• Selection

============

9 Replies Latest reply on Jan 7, 2018 7:07 PM by markswanson

    Fixes for AMD installer (Ubuntu 16.04 x86_64 dec 30,2017)

    markswanson

      I just did a fresh install of Ubuntu 16.04 to a new partition, and did an 'apt upgrade ; apt dist-upgrade' to make sure it was perfectly up to date.

       

      After installation finishes, are these steps correct to get AMD-APP-SDK working?

       

      1. install amdgpu

      2. install AMD-APP-SDK-v3*

       

      At this stage, several things are missing:

      * LD_LIBRARY_PATH is missing /opt/AMDAPPSDK-3.0/lib/x86_64/

      * The dir (/opt/AMDAPPSDK-3.0/lib/x86_64/) contains an incorrect symbolic link (libOpenCL.so incorrectly points to /usr/lib/libOpenCL.so.1 [which doesn't exist]) which can be fixed like:

        $ rm libOpenCL.so

        $ ln -sf sdk/libOpenCL.so.1 libOpenCL.so

        $ ln -sf sdk/libOpenCL.so.1 libOpenCL.so.1

       

      However, 'clinfo' fails with:

      clinfo

      terminate called after throwing an instance of 'cl::Error'

        what():  clGetPlatformIDs

      Aborted (core dumped)

============

• Material shown
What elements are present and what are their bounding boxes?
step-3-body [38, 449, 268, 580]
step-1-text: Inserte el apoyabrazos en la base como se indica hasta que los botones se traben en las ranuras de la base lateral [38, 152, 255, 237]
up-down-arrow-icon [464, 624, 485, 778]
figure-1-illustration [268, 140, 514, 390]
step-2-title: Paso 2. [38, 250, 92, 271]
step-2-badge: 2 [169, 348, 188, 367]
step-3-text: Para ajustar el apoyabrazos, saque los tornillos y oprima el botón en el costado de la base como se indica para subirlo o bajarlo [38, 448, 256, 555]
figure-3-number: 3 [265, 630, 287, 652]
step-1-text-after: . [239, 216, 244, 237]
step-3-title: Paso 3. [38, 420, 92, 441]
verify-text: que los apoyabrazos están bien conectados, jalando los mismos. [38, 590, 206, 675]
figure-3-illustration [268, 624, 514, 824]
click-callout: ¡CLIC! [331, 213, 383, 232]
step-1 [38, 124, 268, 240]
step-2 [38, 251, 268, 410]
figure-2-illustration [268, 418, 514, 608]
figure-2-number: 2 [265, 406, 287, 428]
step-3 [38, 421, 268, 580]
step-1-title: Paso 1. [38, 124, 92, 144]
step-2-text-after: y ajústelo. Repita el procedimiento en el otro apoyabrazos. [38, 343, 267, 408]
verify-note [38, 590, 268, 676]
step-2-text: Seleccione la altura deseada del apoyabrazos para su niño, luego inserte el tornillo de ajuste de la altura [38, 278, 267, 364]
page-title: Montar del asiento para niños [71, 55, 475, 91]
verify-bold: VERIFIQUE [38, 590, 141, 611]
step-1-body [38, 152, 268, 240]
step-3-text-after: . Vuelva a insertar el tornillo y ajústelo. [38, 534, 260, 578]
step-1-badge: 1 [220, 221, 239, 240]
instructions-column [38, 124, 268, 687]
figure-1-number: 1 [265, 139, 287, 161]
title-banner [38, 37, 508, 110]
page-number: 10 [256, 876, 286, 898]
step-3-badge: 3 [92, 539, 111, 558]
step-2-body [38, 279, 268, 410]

============

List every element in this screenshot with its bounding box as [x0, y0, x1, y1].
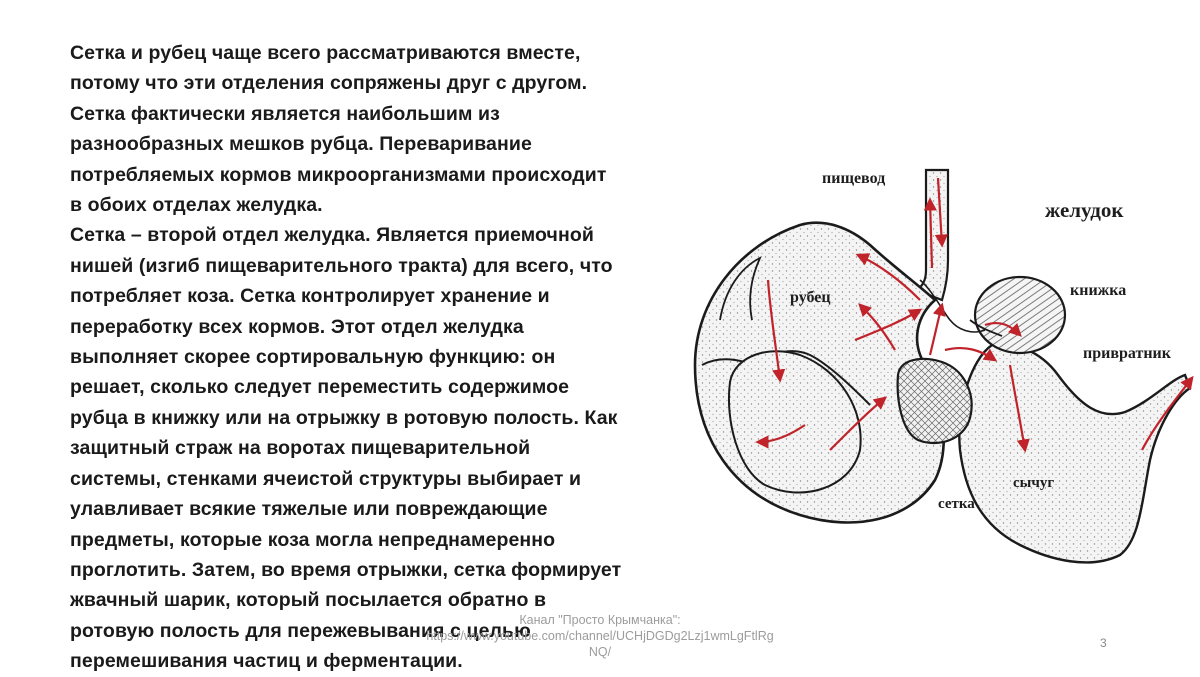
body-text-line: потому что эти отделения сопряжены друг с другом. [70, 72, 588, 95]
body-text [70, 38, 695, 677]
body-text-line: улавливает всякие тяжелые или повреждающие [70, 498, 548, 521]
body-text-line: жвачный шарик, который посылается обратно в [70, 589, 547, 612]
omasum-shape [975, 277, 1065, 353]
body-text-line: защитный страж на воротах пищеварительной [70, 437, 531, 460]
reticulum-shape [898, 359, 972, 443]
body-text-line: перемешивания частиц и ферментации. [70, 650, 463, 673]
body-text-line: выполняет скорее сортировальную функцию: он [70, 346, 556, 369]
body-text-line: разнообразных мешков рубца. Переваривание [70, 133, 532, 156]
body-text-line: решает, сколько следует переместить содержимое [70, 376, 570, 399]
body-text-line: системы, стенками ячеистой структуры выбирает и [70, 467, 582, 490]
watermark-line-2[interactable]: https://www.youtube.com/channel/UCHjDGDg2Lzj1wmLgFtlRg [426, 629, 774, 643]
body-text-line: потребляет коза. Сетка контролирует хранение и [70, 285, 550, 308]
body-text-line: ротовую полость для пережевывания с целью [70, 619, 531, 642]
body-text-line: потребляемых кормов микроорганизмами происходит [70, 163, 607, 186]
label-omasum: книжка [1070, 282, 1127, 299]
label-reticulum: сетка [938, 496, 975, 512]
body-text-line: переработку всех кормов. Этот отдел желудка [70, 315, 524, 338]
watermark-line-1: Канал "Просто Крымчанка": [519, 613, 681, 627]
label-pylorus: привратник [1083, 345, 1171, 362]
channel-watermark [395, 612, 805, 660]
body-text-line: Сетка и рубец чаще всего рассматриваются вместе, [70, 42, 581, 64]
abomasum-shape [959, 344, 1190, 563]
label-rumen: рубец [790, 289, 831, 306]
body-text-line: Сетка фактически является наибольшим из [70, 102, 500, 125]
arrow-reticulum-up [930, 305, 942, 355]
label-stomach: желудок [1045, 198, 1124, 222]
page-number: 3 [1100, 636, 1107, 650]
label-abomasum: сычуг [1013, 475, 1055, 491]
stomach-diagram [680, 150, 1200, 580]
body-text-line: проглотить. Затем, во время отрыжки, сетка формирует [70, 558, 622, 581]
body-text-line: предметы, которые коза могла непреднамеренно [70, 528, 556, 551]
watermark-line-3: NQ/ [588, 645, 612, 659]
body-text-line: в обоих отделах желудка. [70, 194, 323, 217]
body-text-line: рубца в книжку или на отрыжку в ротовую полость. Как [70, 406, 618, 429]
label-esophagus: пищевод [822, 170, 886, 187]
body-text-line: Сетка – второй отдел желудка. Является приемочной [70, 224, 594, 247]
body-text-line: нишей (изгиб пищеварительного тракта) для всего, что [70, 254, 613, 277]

============

• Instructions for the task
Copy out word for word the part of the AMD installer thread that begins at the words "Fixes for AMD" and stops after "up to date.".

• Written solution
Fixes for AMD installer (Ubuntu 16.04 x86_64 dec 30,2017)

    markswanson

      I just did a fresh install of Ubuntu 16.04 to a new partition, and did an 'apt upgrade ; apt dist-upgrade' to make sure it was perfectly up to date.